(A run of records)
_ _ _
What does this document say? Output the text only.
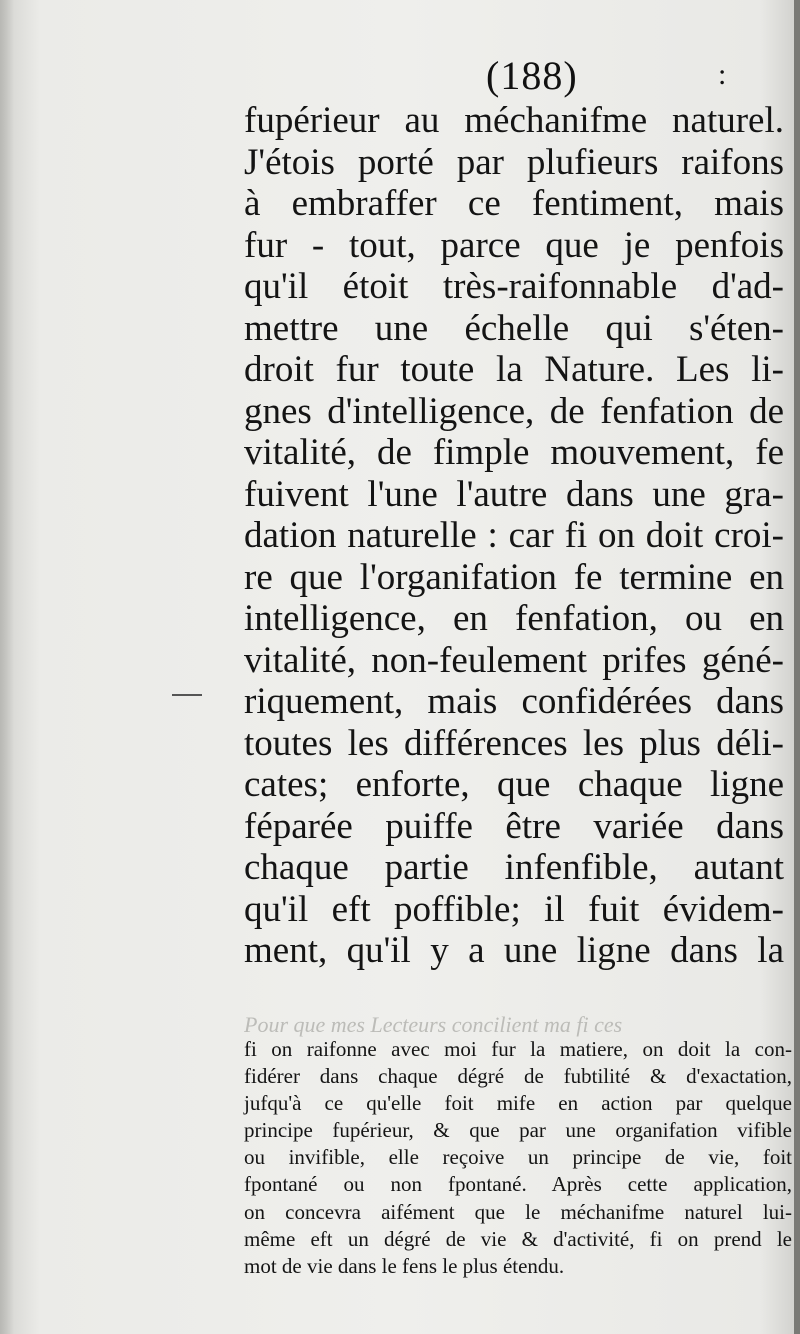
(188)	:
fupérieur au méchanifme naturel.
J'étois porté par plufieurs raifons
à embraffer ce fentiment, mais
fur - tout, parce que je penfois
qu'il étoit très-raifonnable d'ad-
mettre une échelle qui s'éten-
droit fur toute la Nature. Les li-
gnes d'intelligence, de fenfation de
vitalité, de fimple mouvement, fe
fuivent l'une l'autre dans une gra-
dation naturelle : car fi on doit croi-
re que l'organifation fe termine en
intelligence, en fenfation, ou en
vitalité, non-feulement prifes géné-
riquement, mais confidérées dans
toutes les différences les plus déli-
cates; enforte, que chaque ligne
féparée puiffe être variée dans
chaque partie infenfible, autant
qu'il eft poffible; il fuit évidem-
ment, qu'il y a une ligne dans la
Pour que mes Lecteurs concilient ma fi ces
fi on raifonne avec moi fur la matiere, on doit la con-
fidérer dans chaque dégré de fubtilité & d'exactation,
jufqu'à ce qu'elle foit mife en action par quelque
principe fupérieur, & que par une organifation vifible
ou invifible, elle reçoive un principe de vie, foit
fpontané ou non fpontané. Après cette application,
on concevra aifément que le méchanifme naturel lui-
même eft un dégré de vie & d'activité, fi on prend le
mot de vie dans le fens le plus étendu.
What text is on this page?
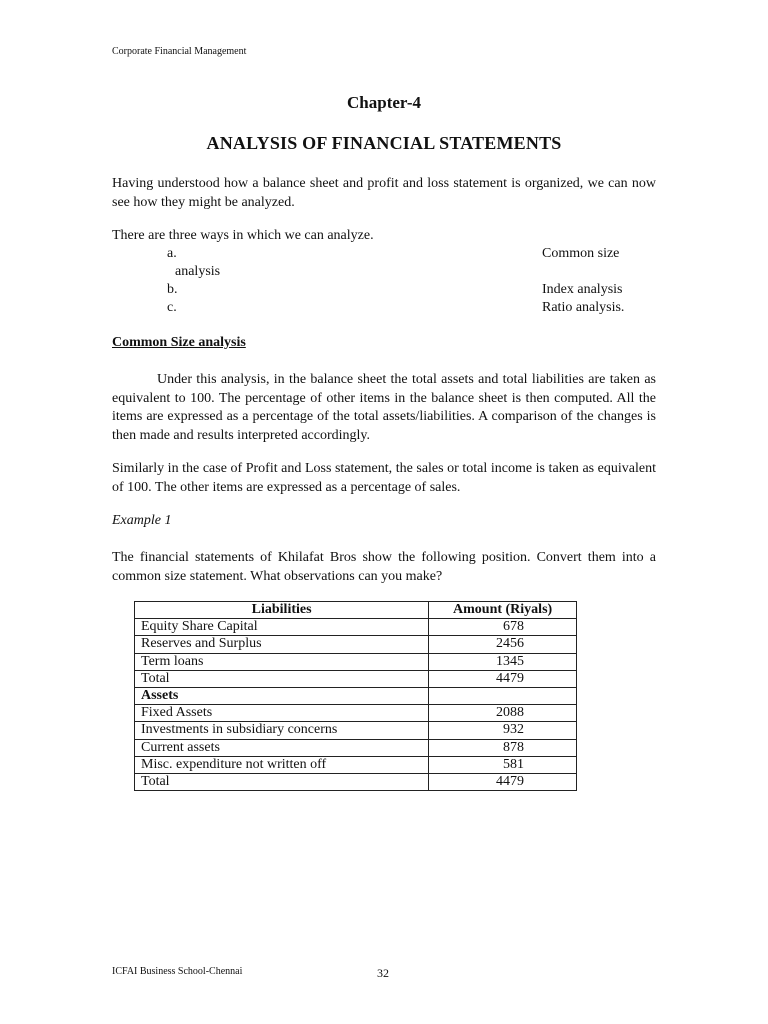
Corporate Financial Management
Chapter-4
ANALYSIS OF FINANCIAL STATEMENTS
Having understood how a balance sheet and profit and loss statement is organized, we can now see how they might be analyzed.
There are three ways in which we can analyze.
a.	Common size
analysis
b.	Index analysis
c.	Ratio analysis.
Common Size analysis
Under this analysis, in the balance sheet the total assets and total liabilities are taken as equivalent to 100. The percentage of other items in the balance sheet is then computed. All the items are expressed as a percentage of the total assets/liabilities. A comparison of the changes is then made and results interpreted accordingly.
Similarly in the case of Profit and Loss statement, the sales or total income is taken as equivalent of 100. The other items are expressed as a percentage of sales.
Example 1
The financial statements of Khilafat Bros show the following position. Convert them into a common size statement. What observations can you make?
Liabilities	Amount (Riyals)
Equity Share Capital	678
Reserves and Surplus	2456
Term loans	1345
Total	4479
Assets	
Fixed Assets	2088
Investments in subsidiary concerns	932
Current assets	878
Misc. expenditure not written off	581
Total	4479
ICFAI Business School-Chennai	32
_ _ _
Leave out the pictures and reproduce the rest of the listing exactly.

What does this document say? Output the text only.
(188)	:
fupérieur au méchanifme naturel.
J'étois porté par plufieurs raifons
à embraffer ce fentiment, mais
fur - tout, parce que je penfois
qu'il étoit très-raifonnable d'ad-
mettre une échelle qui s'éten-
droit fur toute la Nature. Les li-
gnes d'intelligence, de fenfation de
vitalité, de fimple mouvement, fe
fuivent l'une l'autre dans une gra-
dation naturelle : car fi on doit croi-
re que l'organifation fe termine en
intelligence, en fenfation, ou en
vitalité, non-feulement prifes géné-
riquement, mais confidérées dans
toutes les différences les plus déli-
cates; enforte, que chaque ligne
féparée puiffe être variée dans
chaque partie infenfible, autant
qu'il eft poffible; il fuit évidem-
ment, qu'il y a une ligne dans la
Pour que mes Lecteurs concilient ma fi ces
fi on raifonne avec moi fur la matiere, on doit la con-
fidérer dans chaque dégré de fubtilité & d'exactation,
jufqu'à ce qu'elle foit mife en action par quelque
principe fupérieur, & que par une organifation vifible
ou invifible, elle reçoive un principe de vie, foit
fpontané ou non fpontané. Après cette application,
on concevra aifément que le méchanifme naturel lui-
même eft un dégré de vie & d'activité, fi on prend le
mot de vie dans le fens le plus étendu.
What text is on this page?
Corporate Financial Management
Chapter-4
ANALYSIS OF FINANCIAL STATEMENTS
Having understood how a balance sheet and profit and loss statement is organized, we can now see how they might be analyzed.
There are three ways in which we can analyze.
a.	Common size
analysis
b.	Index analysis
c.	Ratio analysis.
Common Size analysis
Under this analysis, in the balance sheet the total assets and total liabilities are taken as equivalent to 100. The percentage of other items in the balance sheet is then computed. All the items are expressed as a percentage of the total assets/liabilities. A comparison of the changes is then made and results interpreted accordingly.
Similarly in the case of Profit and Loss statement, the sales or total income is taken as equivalent of 100. The other items are expressed as a percentage of sales.
Example 1
The financial statements of Khilafat Bros show the following position. Convert them into a common size statement. What observations can you make?
Liabilities	Amount (Riyals)
Equity Share Capital	678
Reserves and Surplus	2456
Term loans	1345
Total	4479
Assets	
Fixed Assets	2088
Investments in subsidiary concerns	932
Current assets	878
Misc. expenditure not written off	581
Total	4479
ICFAI Business School-Chennai	32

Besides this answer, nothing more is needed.